## Exercise description
Filter the data for lines with the word "Cancel", then copy every line so identified.

## Provided data
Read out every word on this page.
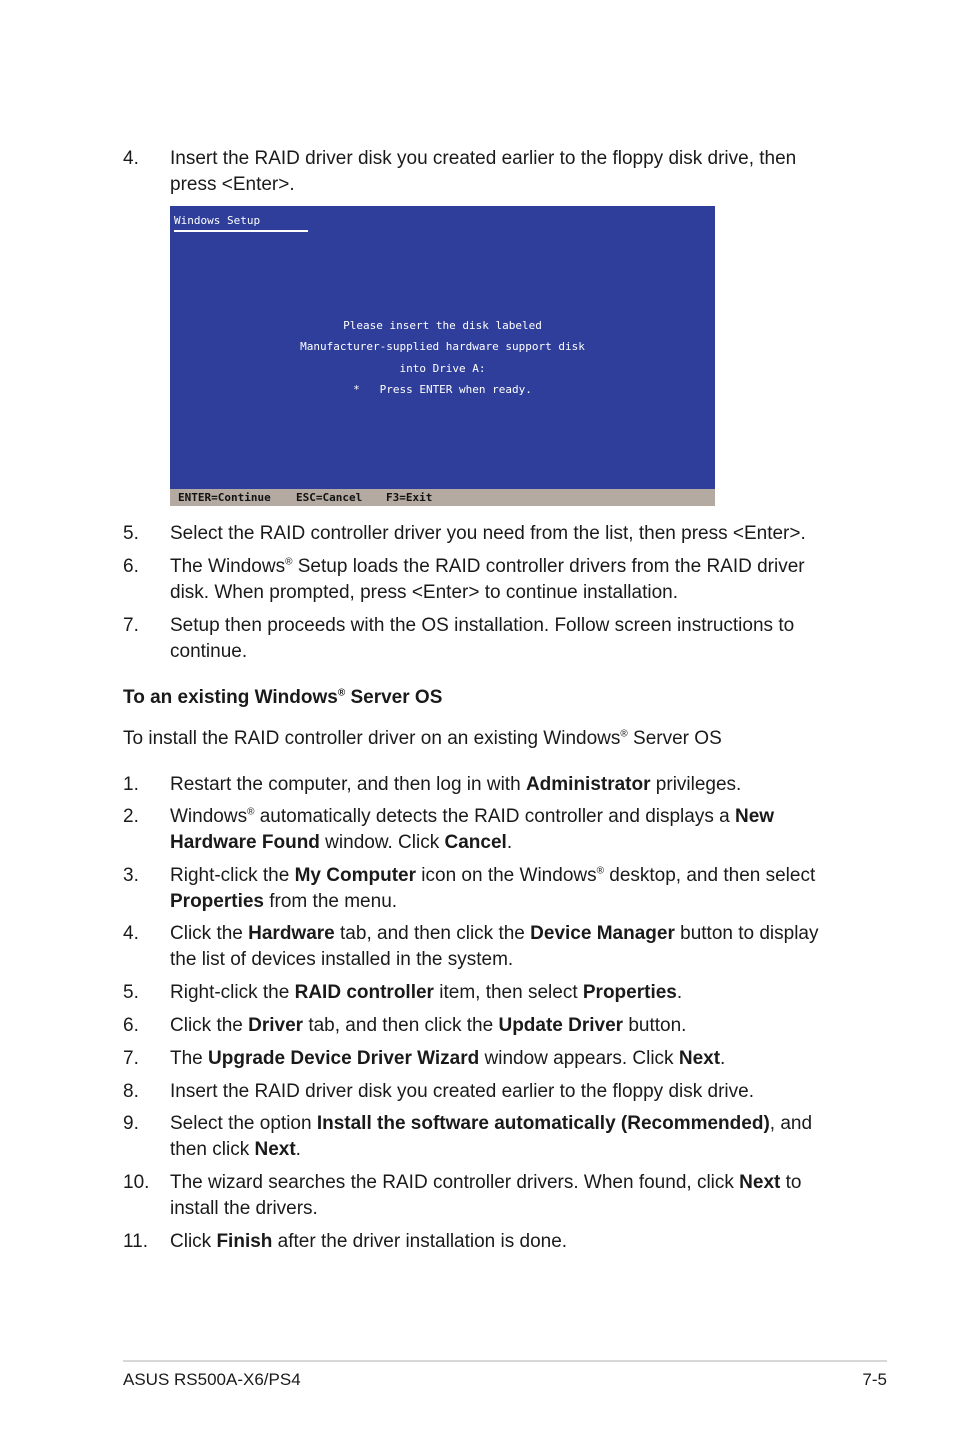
4. Insert the RAID driver disk you created earlier to the floppy disk drive, then press <Enter>.
Windows Setup
Please insert the disk labeled
Manufacturer-supplied hardware support disk
into Drive A:
*   Press ENTER when ready.
ENTER=Continue ESC=Cancel F3=Exit
5. Select the RAID controller driver you need from the list, then press <Enter>.
6. The Windows® Setup loads the RAID controller drivers from the RAID driver disk. When prompted, press <Enter> to continue installation.
7. Setup then proceeds with the OS installation. Follow screen instructions to continue.
To an existing Windows® Server OS
To install the RAID controller driver on an existing Windows® Server OS
1. Restart the computer, and then log in with Administrator privileges.
2. Windows® automatically detects the RAID controller and displays a New Hardware Found window. Click Cancel.
3. Right-click the My Computer icon on the Windows® desktop, and then select Properties from the menu.
4. Click the Hardware tab, and then click the Device Manager button to display the list of devices installed in the system.
5. Right-click the RAID controller item, then select Properties.
6. Click the Driver tab, and then click the Update Driver button.
7. The Upgrade Device Driver Wizard window appears. Click Next.
8. Insert the RAID driver disk you created earlier to the floppy disk drive.
9. Select the option Install the software automatically (Recommended), and then click Next.
10. The wizard searches the RAID controller drivers. When found, click Next to install the drivers.
11. Click Finish after the driver installation is done.
ASUS RS500A-X6/PS4	7-5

## The output
ENTER=Continue ESC=Cancel F3=Exit
2. Windows® automatically detects the RAID controller and displays a New Hardware Found window. Click Cancel.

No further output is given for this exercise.